:: Data supplied
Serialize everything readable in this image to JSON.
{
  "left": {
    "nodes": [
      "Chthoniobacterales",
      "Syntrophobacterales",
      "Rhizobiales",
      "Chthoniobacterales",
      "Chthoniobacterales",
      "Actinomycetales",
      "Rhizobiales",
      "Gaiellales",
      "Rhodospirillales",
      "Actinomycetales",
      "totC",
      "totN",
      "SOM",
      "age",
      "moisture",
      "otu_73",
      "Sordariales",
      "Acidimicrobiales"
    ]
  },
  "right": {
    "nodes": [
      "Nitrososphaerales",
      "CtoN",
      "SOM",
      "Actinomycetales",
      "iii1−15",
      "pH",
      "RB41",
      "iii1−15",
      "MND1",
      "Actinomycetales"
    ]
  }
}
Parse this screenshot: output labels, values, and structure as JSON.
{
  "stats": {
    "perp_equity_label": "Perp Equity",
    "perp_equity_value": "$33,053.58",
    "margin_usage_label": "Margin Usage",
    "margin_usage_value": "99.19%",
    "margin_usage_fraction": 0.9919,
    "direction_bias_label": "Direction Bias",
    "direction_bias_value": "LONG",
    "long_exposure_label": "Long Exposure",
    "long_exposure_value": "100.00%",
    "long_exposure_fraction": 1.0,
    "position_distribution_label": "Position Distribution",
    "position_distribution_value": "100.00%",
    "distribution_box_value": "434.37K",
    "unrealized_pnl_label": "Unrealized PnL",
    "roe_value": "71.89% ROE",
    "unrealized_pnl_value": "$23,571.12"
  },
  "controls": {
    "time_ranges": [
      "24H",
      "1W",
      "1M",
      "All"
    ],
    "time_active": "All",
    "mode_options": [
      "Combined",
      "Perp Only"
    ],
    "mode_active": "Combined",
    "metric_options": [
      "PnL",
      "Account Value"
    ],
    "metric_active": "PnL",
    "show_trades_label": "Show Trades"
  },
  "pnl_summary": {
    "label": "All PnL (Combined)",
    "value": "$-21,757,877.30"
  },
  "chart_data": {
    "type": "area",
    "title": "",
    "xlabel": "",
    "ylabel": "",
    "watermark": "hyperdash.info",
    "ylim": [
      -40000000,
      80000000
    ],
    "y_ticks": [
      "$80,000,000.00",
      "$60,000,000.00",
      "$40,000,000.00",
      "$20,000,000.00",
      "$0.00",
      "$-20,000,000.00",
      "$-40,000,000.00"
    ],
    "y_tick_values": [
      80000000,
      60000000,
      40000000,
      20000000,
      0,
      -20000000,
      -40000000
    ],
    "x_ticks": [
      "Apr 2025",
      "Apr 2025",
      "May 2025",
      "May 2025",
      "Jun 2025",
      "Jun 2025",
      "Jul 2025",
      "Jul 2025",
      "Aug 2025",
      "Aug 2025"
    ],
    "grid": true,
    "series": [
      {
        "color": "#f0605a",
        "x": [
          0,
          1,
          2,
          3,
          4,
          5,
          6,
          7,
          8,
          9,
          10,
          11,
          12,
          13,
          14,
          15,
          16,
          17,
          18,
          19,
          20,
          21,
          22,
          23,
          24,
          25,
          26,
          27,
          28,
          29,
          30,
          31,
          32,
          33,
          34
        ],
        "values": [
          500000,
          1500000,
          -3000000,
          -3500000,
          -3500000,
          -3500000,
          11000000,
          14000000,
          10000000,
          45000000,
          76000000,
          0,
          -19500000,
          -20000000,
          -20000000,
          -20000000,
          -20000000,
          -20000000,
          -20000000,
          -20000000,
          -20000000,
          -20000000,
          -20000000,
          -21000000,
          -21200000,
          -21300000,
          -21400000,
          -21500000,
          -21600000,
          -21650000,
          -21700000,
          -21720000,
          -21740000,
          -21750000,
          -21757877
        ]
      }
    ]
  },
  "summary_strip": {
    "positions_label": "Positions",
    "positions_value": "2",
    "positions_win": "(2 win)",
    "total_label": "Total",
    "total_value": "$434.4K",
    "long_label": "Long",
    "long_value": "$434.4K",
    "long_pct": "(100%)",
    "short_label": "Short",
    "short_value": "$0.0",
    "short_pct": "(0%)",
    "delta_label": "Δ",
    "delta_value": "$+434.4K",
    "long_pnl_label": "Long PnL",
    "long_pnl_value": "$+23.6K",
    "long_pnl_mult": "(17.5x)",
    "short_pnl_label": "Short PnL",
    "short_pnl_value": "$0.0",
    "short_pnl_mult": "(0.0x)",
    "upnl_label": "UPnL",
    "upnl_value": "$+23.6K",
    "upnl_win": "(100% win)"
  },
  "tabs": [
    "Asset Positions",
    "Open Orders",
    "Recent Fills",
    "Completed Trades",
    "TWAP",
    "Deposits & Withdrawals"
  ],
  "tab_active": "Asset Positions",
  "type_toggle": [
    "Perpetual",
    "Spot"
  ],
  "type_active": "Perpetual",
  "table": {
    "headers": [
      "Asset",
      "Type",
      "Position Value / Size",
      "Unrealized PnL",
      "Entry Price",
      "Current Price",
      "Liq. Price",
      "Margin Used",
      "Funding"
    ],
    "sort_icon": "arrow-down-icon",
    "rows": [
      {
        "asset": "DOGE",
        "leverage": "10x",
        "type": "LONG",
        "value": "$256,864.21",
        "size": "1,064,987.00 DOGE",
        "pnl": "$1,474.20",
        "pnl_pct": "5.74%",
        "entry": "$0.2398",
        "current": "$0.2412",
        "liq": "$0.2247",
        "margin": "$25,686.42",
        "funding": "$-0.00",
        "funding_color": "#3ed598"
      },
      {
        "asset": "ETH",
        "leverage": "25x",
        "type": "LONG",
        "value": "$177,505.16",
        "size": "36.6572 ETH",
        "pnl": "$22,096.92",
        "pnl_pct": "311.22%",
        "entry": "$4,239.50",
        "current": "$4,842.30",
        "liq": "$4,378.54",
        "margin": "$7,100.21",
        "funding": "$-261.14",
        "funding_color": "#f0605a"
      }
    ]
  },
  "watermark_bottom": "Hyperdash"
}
::::
- Your task
Using the data above, repeat every line exactly.

- Task response
Serialize everything readable in this image to JSON.
{
  "left": {
    "nodes": [
      "Chthoniobacterales",
      "Syntrophobacterales",
      "Rhizobiales",
      "Chthoniobacterales",
      "Chthoniobacterales",
      "Actinomycetales",
      "Rhizobiales",
      "Gaiellales",
      "Rhodospirillales",
      "Actinomycetales",
      "totC",
      "totN",
      "SOM",
      "age",
      "moisture",
      "otu_73",
      "Sordariales",
      "Acidimicrobiales"
    ]
  },
  "right": {
    "nodes": [
      "Nitrososphaerales",
      "CtoN",
      "SOM",
      "Actinomycetales",
      "iii1−15",
      "pH",
      "RB41",
      "iii1−15",
      "MND1",
      "Actinomycetales"
    ]
  }
}
Parse this screenshot: output labels, values, and structure as JSON.
{
  "stats": {
    "perp_equity_label": "Perp Equity",
    "perp_equity_value": "$33,053.58",
    "margin_usage_label": "Margin Usage",
    "margin_usage_value": "99.19%",
    "margin_usage_fraction": 0.9919,
    "direction_bias_label": "Direction Bias",
    "direction_bias_value": "LONG",
    "long_exposure_label": "Long Exposure",
    "long_exposure_value": "100.00%",
    "long_exposure_fraction": 1.0,
    "position_distribution_label": "Position Distribution",
    "position_distribution_value": "100.00%",
    "distribution_box_value": "434.37K",
    "unrealized_pnl_label": "Unrealized PnL",
    "roe_value": "71.89% ROE",
    "unrealized_pnl_value": "$23,571.12"
  },
  "controls": {
    "time_ranges": [
      "24H",
      "1W",
      "1M",
      "All"
    ],
    "time_active": "All",
    "mode_options": [
      "Combined",
      "Perp Only"
    ],
    "mode_active": "Combined",
    "metric_options": [
      "PnL",
      "Account Value"
    ],
    "metric_active": "PnL",
    "show_trades_label": "Show Trades"
  },
  "pnl_summary": {
    "label": "All PnL (Combined)",
    "value": "$-21,757,877.30"
  },
  "chart_data": {
    "type": "area",
    "title": "",
    "xlabel": "",
    "ylabel": "",
    "watermark": "hyperdash.info",
    "ylim": [
      -40000000,
      80000000
    ],
    "y_ticks": [
      "$80,000,000.00",
      "$60,000,000.00",
      "$40,000,000.00",
      "$20,000,000.00",
      "$0.00",
      "$-20,000,000.00",
      "$-40,000,000.00"
    ],
    "y_tick_values": [
      80000000,
      60000000,
      40000000,
      20000000,
      0,
      -20000000,
      -40000000
    ],
    "x_ticks": [
      "Apr 2025",
      "Apr 2025",
      "May 2025",
      "May 2025",
      "Jun 2025",
      "Jun 2025",
      "Jul 2025",
      "Jul 2025",
      "Aug 2025",
      "Aug 2025"
    ],
    "grid": true,
    "series": [
      {
        "color": "#f0605a",
        "x": [
          0,
          1,
          2,
          3,
          4,
          5,
          6,
          7,
          8,
          9,
          10,
          11,
          12,
          13,
          14,
          15,
          16,
          17,
          18,
          19,
          20,
          21,
          22,
          23,
          24,
          25,
          26,
          27,
          28,
          29,
          30,
          31,
          32,
          33,
          34
        ],
        "values": [
          500000,
          1500000,
          -3000000,
          -3500000,
          -3500000,
          -3500000,
          11000000,
          14000000,
          10000000,
          45000000,
          76000000,
          0,
          -19500000,
          -20000000,
          -20000000,
          -20000000,
          -20000000,
          -20000000,
          -20000000,
          -20000000,
          -20000000,
          -20000000,
          -20000000,
          -21000000,
          -21200000,
          -21300000,
          -21400000,
          -21500000,
          -21600000,
          -21650000,
          -21700000,
          -21720000,
          -21740000,
          -21750000,
          -21757877
        ]
      }
    ]
  },
  "summary_strip": {
    "positions_label": "Positions",
    "positions_value": "2",
    "positions_win": "(2 win)",
    "total_label": "Total",
    "total_value": "$434.4K",
    "long_label": "Long",
    "long_value": "$434.4K",
    "long_pct": "(100%)",
    "short_label": "Short",
    "short_value": "$0.0",
    "short_pct": "(0%)",
    "delta_label": "Δ",
    "delta_value": "$+434.4K",
    "long_pnl_label": "Long PnL",
    "long_pnl_value": "$+23.6K",
    "long_pnl_mult": "(17.5x)",
    "short_pnl_label": "Short PnL",
    "short_pnl_value": "$0.0",
    "short_pnl_mult": "(0.0x)",
    "upnl_label": "UPnL",
    "upnl_value": "$+23.6K",
    "upnl_win": "(100% win)"
  },
  "tabs": [
    "Asset Positions",
    "Open Orders",
    "Recent Fills",
    "Completed Trades",
    "TWAP",
    "Deposits & Withdrawals"
  ],
  "tab_active": "Asset Positions",
  "type_toggle": [
    "Perpetual",
    "Spot"
  ],
  "type_active": "Perpetual",
  "table": {
    "headers": [
      "Asset",
      "Type",
      "Position Value / Size",
      "Unrealized PnL",
      "Entry Price",
      "Current Price",
      "Liq. Price",
      "Margin Used",
      "Funding"
    ],
    "sort_icon": "arrow-down-icon",
    "rows": [
      {
        "asset": "DOGE",
        "leverage": "10x",
        "type": "LONG",
        "value": "$256,864.21",
        "size": "1,064,987.00 DOGE",
        "pnl": "$1,474.20",
        "pnl_pct": "5.74%",
        "entry": "$0.2398",
        "current": "$0.2412",
        "liq": "$0.2247",
        "margin": "$25,686.42",
        "funding": "$-0.00",
        "funding_color": "#3ed598"
      },
      {
        "asset": "ETH",
        "leverage": "25x",
        "type": "LONG",
        "value": "$177,505.16",
        "size": "36.6572 ETH",
        "pnl": "$22,096.92",
        "pnl_pct": "311.22%",
        "entry": "$4,239.50",
        "current": "$4,842.30",
        "liq": "$4,378.54",
        "margin": "$7,100.21",
        "funding": "$-261.14",
        "funding_color": "#f0605a"
      }
    ]
  },
  "watermark_bottom": "Hyperdash"
}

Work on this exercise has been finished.